■ PROBLEM TO WORK ON
Would you copy each line of the records that includes the word "toothbrush"?

■ DATA PROVIDED
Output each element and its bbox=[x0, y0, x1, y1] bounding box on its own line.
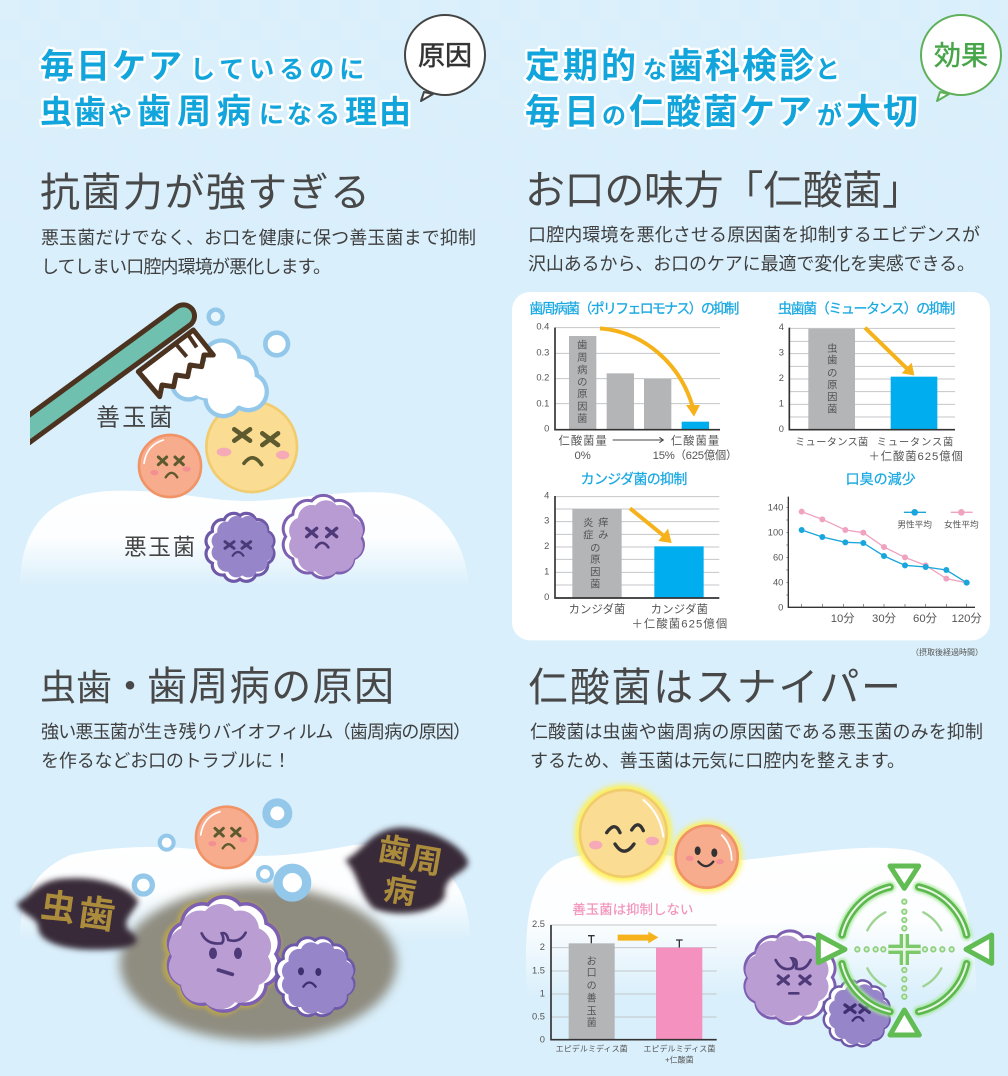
heading: 虫歯・歯周病の原因: 歯周病の原因 bbox=[147, 665, 394, 709]
header right: effect heading bbox=[525, 47, 920, 132]
chart: 口臭の減少: 男性平均 bbox=[897, 518, 932, 529]
chart: 善玉菌は抑制しない: 2 bbox=[540, 942, 545, 952]
orange face bbox=[139, 435, 201, 497]
chart: カンジダ菌の抑制: 菌 bbox=[590, 579, 600, 591]
chart: 虫歯菌の抑制: 菌 bbox=[827, 404, 837, 416]
chart: 善玉菌は抑制しない: エピデルミディス菌 bbox=[643, 1044, 715, 1054]
chart: カンジダ菌の抑制: の bbox=[590, 543, 600, 554]
header right: effect heading: が bbox=[817, 101, 842, 130]
note: intake time: （摂取後経過時間） bbox=[911, 647, 983, 657]
chart: 口臭の減少 bbox=[768, 471, 982, 625]
text block: 原因: を作るなどお口のトラブルに！ bbox=[41, 750, 291, 771]
chart: 口臭の減少: 120分 bbox=[952, 612, 982, 625]
bubbles bbox=[209, 310, 223, 324]
chart: カンジダ菌の抑制 bbox=[544, 471, 727, 631]
chart: 虫歯菌の抑制: 3 bbox=[779, 348, 784, 358]
text block: 原因: 強い悪玉菌が生き残りバイオフィルム（歯周病の原因） bbox=[41, 722, 471, 742]
text block: お口の味方: 口腔内環境を悪化させる原因菌を抑制するエビデンスが bbox=[528, 225, 980, 245]
header right: effect heading: 大切 bbox=[846, 93, 920, 132]
chart: 口臭の減少: 10分 bbox=[831, 612, 855, 625]
purple bacterium small bbox=[276, 938, 354, 1016]
chart: 歯周病菌の抑制: 0.1 bbox=[536, 398, 549, 408]
chart: 善玉菌は抑制しない: 玉 bbox=[587, 1006, 597, 1017]
text block: 抗菌力 bbox=[41, 228, 476, 277]
chart: 虫歯菌の抑制 bbox=[778, 300, 963, 463]
chart: 虫歯菌の抑制: 虫歯菌（ミュータンス）の抑制 bbox=[778, 300, 955, 316]
chart: 善玉菌は抑制しない: エピデルミディス菌 bbox=[556, 1044, 628, 1054]
heading: 虫歯・歯周病の原因 bbox=[40, 665, 394, 709]
dark spot: 虫歯: 虫 bbox=[38, 887, 78, 930]
chart: カンジダ菌の抑制: 炎 bbox=[583, 517, 593, 529]
chart: カンジダ菌の抑制: 0 bbox=[544, 592, 549, 602]
gum bbox=[526, 848, 977, 997]
chart: 虫歯菌の抑制: ミュータンス菌 bbox=[795, 436, 868, 448]
chart: 善玉菌は抑制しない bbox=[532, 901, 717, 1065]
chart: 善玉菌は抑制しない: +仁酸菌 bbox=[665, 1055, 694, 1065]
chart: 善玉菌は抑制しない: 口 bbox=[587, 968, 597, 979]
header right: effect heading: な bbox=[643, 57, 667, 84]
speech bubble: 効果 bbox=[921, 15, 1001, 101]
chart: 口臭の減少: 140 bbox=[768, 503, 783, 513]
chart: カンジダ菌の抑制: 2 bbox=[544, 541, 549, 551]
text block: スナイパー: 仁酸菌は虫歯や歯周病の原因菌である悪玉菌のみを抑制 bbox=[530, 722, 983, 742]
chart: カンジダ菌の抑制: 因 bbox=[590, 566, 600, 578]
chart: 口臭の減少: 60分 bbox=[913, 612, 938, 625]
chart: 虫歯菌の抑制: 1 bbox=[779, 399, 784, 409]
header right: effect heading: 仁酸菌ケア bbox=[629, 93, 814, 132]
chart: 口臭の減少: 60 bbox=[773, 553, 783, 563]
plaque bbox=[120, 886, 397, 1041]
chart: カンジダ菌の抑制: 3 bbox=[544, 516, 549, 526]
chart: 歯周病菌の抑制: 0 bbox=[544, 424, 549, 434]
panel: charts bbox=[512, 292, 990, 640]
sun face bbox=[575, 785, 672, 882]
chart: 口臭の減少: 口臭の減少 bbox=[846, 471, 916, 487]
illustration: plaque and bacteria bbox=[17, 802, 470, 1041]
text block: 抗菌力: 悪玉菌だけでなく、お口を健康に保つ善玉菌まで抑制 bbox=[41, 228, 476, 248]
chart: 歯周病菌の抑制: 0.2 bbox=[536, 373, 549, 383]
bubbles bbox=[134, 802, 307, 897]
chart: 善玉菌は抑制しない: 0.5 bbox=[532, 1011, 545, 1021]
chart: カンジダ菌の抑制: 1 bbox=[544, 566, 549, 576]
text block: スナイパー bbox=[530, 722, 983, 771]
chart: 歯周病菌の抑制: 病 bbox=[577, 364, 587, 376]
chart: 善玉菌は抑制しない: 善玉菌は抑制しない bbox=[572, 901, 693, 917]
purple bacterium small bbox=[206, 513, 274, 581]
purple bacterium large bbox=[163, 894, 281, 1016]
dark spot: 虫歯 bbox=[17, 878, 138, 950]
purple bacterium large bbox=[283, 495, 363, 578]
gum bbox=[20, 844, 470, 940]
chart: 虫歯菌の抑制: 歯 bbox=[827, 355, 837, 367]
label: 善玉菌: 善玉菌 bbox=[96, 404, 175, 431]
chart: 歯周病菌の抑制: の bbox=[577, 378, 587, 389]
chart: 歯周病菌の抑制: 仁酸菌量 bbox=[558, 433, 607, 447]
header right: effect heading: 毎日 bbox=[525, 93, 603, 132]
chart: カンジダ菌の抑制: 症 bbox=[583, 530, 593, 542]
chart: 虫歯菌の抑制: 因 bbox=[827, 391, 837, 403]
label: 悪玉菌: 悪玉菌 bbox=[124, 534, 197, 560]
chart: 口臭の減少: 0 bbox=[778, 603, 783, 613]
chart: 善玉菌は抑制しない: 1.5 bbox=[532, 965, 545, 975]
illustration: toothbrush and bacteria bbox=[20, 310, 468, 587]
header right: effect heading: の bbox=[602, 103, 626, 130]
heading: お口の味方: お口の味方「仁酸菌」 bbox=[525, 169, 922, 213]
chart: 歯周病菌の抑制: 周 bbox=[577, 352, 587, 364]
header left: reason heading: 理由 bbox=[345, 94, 413, 130]
yellow face bbox=[206, 401, 297, 492]
header right: effect heading: 歯科検診 bbox=[668, 47, 816, 86]
purple bacterium small bbox=[824, 980, 890, 1046]
chart: カンジダ菌の抑制: ＋仁酸菌625億個 bbox=[631, 617, 727, 631]
chart: 虫歯菌の抑制: 0 bbox=[779, 424, 784, 434]
chart: 歯周病菌の抑制: 因 bbox=[577, 401, 587, 413]
text block: お口の味方: 沢山あるから、お口のケアに最適で変化を実感できる。 bbox=[528, 254, 975, 274]
speech bubble: 原因: 原因 bbox=[418, 41, 472, 71]
chart: カンジダ菌の抑制: 痒 bbox=[598, 517, 608, 529]
chart: 善玉菌は抑制しない: 2.5 bbox=[532, 919, 545, 929]
chart: 虫歯菌の抑制: 4 bbox=[779, 322, 784, 332]
chart: 善玉菌は抑制しない: お bbox=[587, 955, 597, 967]
chart: 歯周病菌の抑制: 0.4 bbox=[536, 322, 549, 332]
chart: 歯周病菌の抑制: 原 bbox=[577, 389, 587, 401]
toothbrush bbox=[20, 316, 213, 436]
chart: 口臭の減少: 40 bbox=[773, 578, 783, 588]
chart: カンジダ菌の抑制: み bbox=[598, 531, 608, 542]
chart: カンジダ菌の抑制: カンジダ菌 bbox=[651, 602, 708, 616]
chart: カンジダ菌の抑制: カンジダ菌 bbox=[569, 602, 625, 616]
text block: スナイパー: するため、善玉菌は元気に口腔内を整えます。 bbox=[530, 751, 905, 771]
chart: 口臭の減少: 100 bbox=[768, 528, 783, 538]
chart: 歯周病菌の抑制: 菌 bbox=[577, 413, 587, 425]
chart: 虫歯菌の抑制: 虫 bbox=[827, 343, 837, 355]
chart: 虫歯菌の抑制: ミュータンス菌 bbox=[877, 436, 953, 448]
chart: 歯周病菌の抑制: 歯周病菌（ポリフェロモナス）の抑制 bbox=[529, 300, 739, 316]
text block: 抗菌力: してしまい口腔内環境が悪化します。 bbox=[41, 257, 331, 277]
header left: reason heading: 虫歯 bbox=[40, 94, 108, 130]
dark spot: 虫歯: 歯 bbox=[76, 891, 118, 937]
icon: green crosshair bbox=[818, 866, 992, 1035]
header right: effect heading: と bbox=[815, 56, 840, 84]
illustration: sniper and good bacteria bbox=[526, 785, 992, 1065]
text block: お口の味方 bbox=[528, 225, 980, 274]
dark spot: 歯周病: 病 bbox=[381, 870, 419, 911]
chart: 歯周病菌の抑制: 15%（625億個） bbox=[653, 449, 737, 462]
header right: effect heading: 定期的 bbox=[525, 47, 639, 86]
chart: 善玉菌は抑制しない: 1 bbox=[540, 988, 545, 998]
orange face bbox=[196, 807, 257, 868]
chart: 口臭の減少: 女性平均 bbox=[944, 518, 979, 529]
chart: 善玉菌は抑制しない: の bbox=[587, 981, 597, 992]
heading: 虫歯・歯周病の原因: ・ bbox=[110, 665, 150, 709]
header left: reason heading bbox=[40, 48, 413, 131]
dark spot: 歯周病 bbox=[345, 827, 468, 913]
chart: 虫歯菌の抑制: ＋仁酸菌625億個 bbox=[868, 449, 963, 463]
chart: 虫歯菌の抑制: 原 bbox=[827, 380, 837, 392]
header left: reason heading: になる bbox=[259, 101, 343, 129]
speech bubble: 原因 bbox=[405, 15, 485, 101]
chart: 善玉菌は抑制しない: 0 bbox=[540, 1034, 545, 1044]
chart: 善玉菌は抑制しない: 善 bbox=[587, 992, 597, 1005]
chart: 善玉菌は抑制しない: 菌 bbox=[587, 1017, 597, 1029]
chart: 虫歯菌の抑制: の bbox=[827, 368, 837, 379]
header left: reason heading: しているのに bbox=[190, 56, 369, 84]
dark spot: 歯周病: 歯 bbox=[375, 830, 413, 871]
purple bacterium large bbox=[745, 931, 835, 1024]
chart: カンジダ菌の抑制: 原 bbox=[590, 554, 600, 566]
chart: 歯周病菌の抑制: 0.3 bbox=[536, 347, 549, 357]
header left: reason heading: 毎日ケア bbox=[40, 48, 184, 86]
speech bubble: 効果: 効果 bbox=[934, 41, 988, 71]
chart: カンジダ菌の抑制: カンジダ菌の抑制 bbox=[581, 471, 687, 487]
chart: 虫歯菌の抑制: 2 bbox=[779, 373, 784, 383]
chart: 歯周病菌の抑制: 仁酸菌量 bbox=[671, 433, 719, 447]
heading: 抗菌力が強すぎる: 抗菌力が強すぎる bbox=[40, 171, 370, 215]
chart: 歯周病菌の抑制 bbox=[529, 300, 739, 462]
header left: reason heading: や bbox=[108, 102, 132, 129]
chart: 口臭の減少: 30分 bbox=[872, 612, 897, 625]
chart: 歯周病菌の抑制: 歯 bbox=[577, 340, 587, 352]
foam bbox=[170, 338, 269, 418]
orange smile face bbox=[672, 822, 742, 892]
chart: 歯周病菌の抑制: 0% bbox=[574, 450, 591, 462]
header left: reason heading: 歯周病 bbox=[137, 93, 257, 131]
heading: 虫歯・歯周病の原因: 虫歯 bbox=[40, 667, 112, 708]
heading: 仁酸菌はスナイパー: 仁酸菌はスナイパー bbox=[528, 666, 901, 710]
text block: 原因 bbox=[41, 722, 471, 771]
gum bbox=[20, 491, 468, 587]
chart: カンジダ菌の抑制: 4 bbox=[544, 490, 549, 500]
dark spot: 歯周病: 周 bbox=[407, 840, 445, 881]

■ OUTPUT FOR THIS EXERCISE
illustration: toothbrush and bacteria bbox=[20, 310, 468, 587]
toothbrush bbox=[20, 316, 213, 436]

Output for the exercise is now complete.